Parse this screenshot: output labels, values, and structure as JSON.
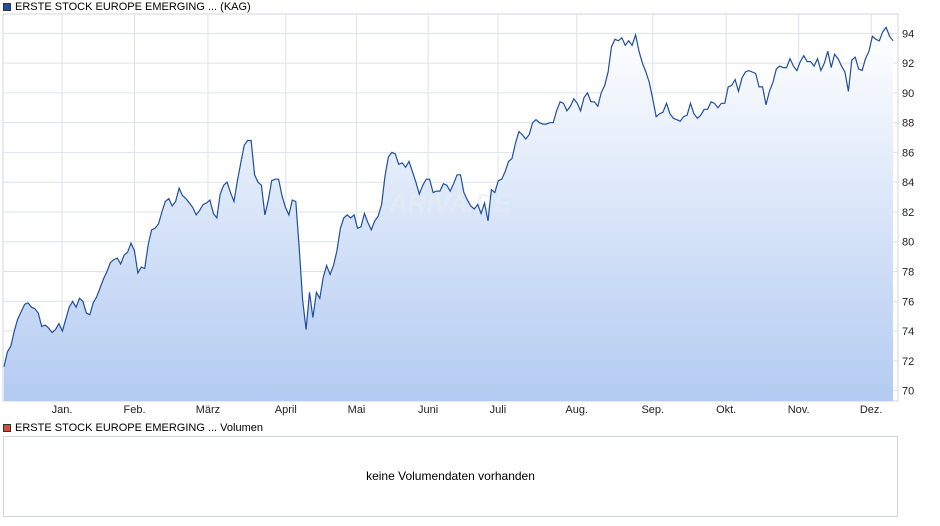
{
  "price_legend": {
    "label": "ERSTE STOCK EUROPE EMERGING ... (KAG)",
    "color": "#1f4f9e"
  },
  "volume_legend": {
    "label": "ERSTE STOCK EUROPE EMERGING ... Volumen",
    "color": "#d24b3c"
  },
  "volume_message": "keine Volumendaten vorhanden",
  "watermark": "ARIVA.DE",
  "chart_data": {
    "type": "area",
    "series": [
      {
        "name": "ERSTE STOCK EUROPE EMERGING ... (KAG)",
        "values": [
          71.6,
          72.6,
          73.0,
          74.0,
          74.8,
          75.3,
          75.8,
          75.9,
          75.6,
          75.5,
          75.2,
          74.3,
          74.4,
          74.2,
          73.9,
          74.1,
          74.5,
          74.0,
          74.8,
          75.6,
          76.0,
          75.6,
          76.2,
          76.0,
          75.2,
          75.1,
          75.9,
          76.3,
          76.9,
          77.5,
          78.0,
          78.6,
          78.8,
          78.9,
          78.5,
          79.1,
          79.3,
          79.9,
          79.4,
          77.9,
          78.3,
          78.2,
          79.8,
          80.8,
          80.9,
          81.2,
          82.0,
          82.7,
          82.9,
          82.4,
          82.7,
          83.6,
          83.1,
          82.9,
          82.6,
          82.3,
          81.8,
          82.1,
          82.5,
          82.6,
          82.8,
          81.9,
          81.6,
          83.2,
          83.8,
          84.0,
          83.3,
          82.7,
          84.1,
          85.3,
          86.5,
          86.8,
          86.8,
          84.5,
          84.0,
          83.8,
          81.8,
          82.8,
          84.1,
          84.2,
          84.2,
          83.1,
          82.3,
          81.8,
          82.8,
          82.7,
          79.6,
          76.1,
          74.1,
          76.6,
          74.9,
          76.6,
          76.2,
          77.6,
          78.4,
          77.8,
          78.4,
          79.4,
          80.9,
          81.6,
          81.8,
          81.6,
          81.8,
          80.9,
          81.0,
          81.9,
          81.3,
          80.8,
          81.4,
          81.7,
          82.5,
          84.4,
          85.7,
          86.0,
          85.9,
          85.2,
          85.3,
          85.0,
          85.4,
          84.7,
          84.0,
          83.2,
          83.8,
          84.2,
          84.2,
          83.3,
          83.4,
          83.4,
          83.9,
          83.8,
          83.4,
          83.9,
          84.5,
          84.5,
          83.3,
          82.8,
          82.4,
          82.2,
          82.5,
          81.9,
          82.6,
          81.4,
          83.5,
          83.3,
          84.1,
          84.2,
          84.7,
          85.4,
          85.6,
          86.6,
          87.4,
          87.2,
          86.9,
          87.2,
          88.0,
          88.2,
          88.0,
          87.9,
          87.9,
          88.0,
          88.0,
          88.8,
          89.4,
          89.3,
          88.8,
          89.1,
          89.6,
          89.3,
          88.8,
          89.7,
          90.0,
          89.4,
          89.4,
          89.1,
          90.0,
          90.5,
          91.4,
          93.1,
          93.6,
          93.5,
          93.7,
          93.2,
          93.5,
          93.2,
          93.9,
          92.8,
          92.0,
          91.4,
          90.7,
          89.6,
          88.4,
          88.6,
          88.7,
          89.3,
          88.6,
          88.3,
          88.2,
          88.1,
          88.4,
          88.5,
          89.3,
          88.6,
          88.3,
          88.5,
          88.9,
          88.9,
          89.4,
          89.3,
          89.0,
          89.3,
          89.3,
          90.4,
          90.5,
          90.9,
          90.1,
          91.0,
          91.4,
          91.5,
          91.4,
          91.3,
          90.4,
          90.4,
          89.2,
          90.1,
          90.7,
          91.6,
          91.8,
          91.7,
          91.7,
          92.3,
          91.8,
          91.5,
          92.1,
          92.5,
          92.1,
          92.1,
          91.8,
          92.3,
          91.5,
          92.0,
          92.8,
          91.7,
          92.6,
          92.3,
          91.8,
          91.4,
          90.1,
          92.2,
          92.4,
          91.6,
          91.5,
          92.3,
          92.8,
          93.8,
          93.6,
          93.5,
          94.1,
          94.4,
          93.8,
          93.5
        ]
      }
    ],
    "months": [
      "Jan.",
      "Feb.",
      "März",
      "April",
      "Mai",
      "Juni",
      "Juli",
      "Aug.",
      "Sep.",
      "Okt.",
      "Nov.",
      "Dez."
    ],
    "month_positions": [
      0.066,
      0.147,
      0.229,
      0.316,
      0.395,
      0.475,
      0.553,
      0.641,
      0.726,
      0.808,
      0.889,
      0.97
    ],
    "y_ticks": [
      70,
      72,
      74,
      76,
      78,
      80,
      82,
      84,
      86,
      88,
      90,
      92,
      94
    ],
    "ylim": [
      69.3,
      95.3
    ],
    "grid": true,
    "legend": "top-left"
  }
}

+===+

## Goal of the exercise
Print out the whole of the material word for word, without pictures.

## Exercise solution
Parse this screenshot: output labels, values, and structure as JSON.
{
  "price_legend": {
    "label": "ERSTE STOCK EUROPE EMERGING ... (KAG)",
    "color": "#1f4f9e"
  },
  "volume_legend": {
    "label": "ERSTE STOCK EUROPE EMERGING ... Volumen",
    "color": "#d24b3c"
  },
  "volume_message": "keine Volumendaten vorhanden",
  "watermark": "ARIVA.DE",
  "chart_data": {
    "type": "area",
    "series": [
      {
        "name": "ERSTE STOCK EUROPE EMERGING ... (KAG)",
        "values": [
          71.6,
          72.6,
          73.0,
          74.0,
          74.8,
          75.3,
          75.8,
          75.9,
          75.6,
          75.5,
          75.2,
          74.3,
          74.4,
          74.2,
          73.9,
          74.1,
          74.5,
          74.0,
          74.8,
          75.6,
          76.0,
          75.6,
          76.2,
          76.0,
          75.2,
          75.1,
          75.9,
          76.3,
          76.9,
          77.5,
          78.0,
          78.6,
          78.8,
          78.9,
          78.5,
          79.1,
          79.3,
          79.9,
          79.4,
          77.9,
          78.3,
          78.2,
          79.8,
          80.8,
          80.9,
          81.2,
          82.0,
          82.7,
          82.9,
          82.4,
          82.7,
          83.6,
          83.1,
          82.9,
          82.6,
          82.3,
          81.8,
          82.1,
          82.5,
          82.6,
          82.8,
          81.9,
          81.6,
          83.2,
          83.8,
          84.0,
          83.3,
          82.7,
          84.1,
          85.3,
          86.5,
          86.8,
          86.8,
          84.5,
          84.0,
          83.8,
          81.8,
          82.8,
          84.1,
          84.2,
          84.2,
          83.1,
          82.3,
          81.8,
          82.8,
          82.7,
          79.6,
          76.1,
          74.1,
          76.6,
          74.9,
          76.6,
          76.2,
          77.6,
          78.4,
          77.8,
          78.4,
          79.4,
          80.9,
          81.6,
          81.8,
          81.6,
          81.8,
          80.9,
          81.0,
          81.9,
          81.3,
          80.8,
          81.4,
          81.7,
          82.5,
          84.4,
          85.7,
          86.0,
          85.9,
          85.2,
          85.3,
          85.0,
          85.4,
          84.7,
          84.0,
          83.2,
          83.8,
          84.2,
          84.2,
          83.3,
          83.4,
          83.4,
          83.9,
          83.8,
          83.4,
          83.9,
          84.5,
          84.5,
          83.3,
          82.8,
          82.4,
          82.2,
          82.5,
          81.9,
          82.6,
          81.4,
          83.5,
          83.3,
          84.1,
          84.2,
          84.7,
          85.4,
          85.6,
          86.6,
          87.4,
          87.2,
          86.9,
          87.2,
          88.0,
          88.2,
          88.0,
          87.9,
          87.9,
          88.0,
          88.0,
          88.8,
          89.4,
          89.3,
          88.8,
          89.1,
          89.6,
          89.3,
          88.8,
          89.7,
          90.0,
          89.4,
          89.4,
          89.1,
          90.0,
          90.5,
          91.4,
          93.1,
          93.6,
          93.5,
          93.7,
          93.2,
          93.5,
          93.2,
          93.9,
          92.8,
          92.0,
          91.4,
          90.7,
          89.6,
          88.4,
          88.6,
          88.7,
          89.3,
          88.6,
          88.3,
          88.2,
          88.1,
          88.4,
          88.5,
          89.3,
          88.6,
          88.3,
          88.5,
          88.9,
          88.9,
          89.4,
          89.3,
          89.0,
          89.3,
          89.3,
          90.4,
          90.5,
          90.9,
          90.1,
          91.0,
          91.4,
          91.5,
          91.4,
          91.3,
          90.4,
          90.4,
          89.2,
          90.1,
          90.7,
          91.6,
          91.8,
          91.7,
          91.7,
          92.3,
          91.8,
          91.5,
          92.1,
          92.5,
          92.1,
          92.1,
          91.8,
          92.3,
          91.5,
          92.0,
          92.8,
          91.7,
          92.6,
          92.3,
          91.8,
          91.4,
          90.1,
          92.2,
          92.4,
          91.6,
          91.5,
          92.3,
          92.8,
          93.8,
          93.6,
          93.5,
          94.1,
          94.4,
          93.8,
          93.5
        ]
      }
    ],
    "months": [
      "Jan.",
      "Feb.",
      "März",
      "April",
      "Mai",
      "Juni",
      "Juli",
      "Aug.",
      "Sep.",
      "Okt.",
      "Nov.",
      "Dez."
    ],
    "month_positions": [
      0.066,
      0.147,
      0.229,
      0.316,
      0.395,
      0.475,
      0.553,
      0.641,
      0.726,
      0.808,
      0.889,
      0.97
    ],
    "y_ticks": [
      70,
      72,
      74,
      76,
      78,
      80,
      82,
      84,
      86,
      88,
      90,
      92,
      94
    ],
    "ylim": [
      69.3,
      95.3
    ],
    "grid": true,
    "legend": "top-left"
  }
}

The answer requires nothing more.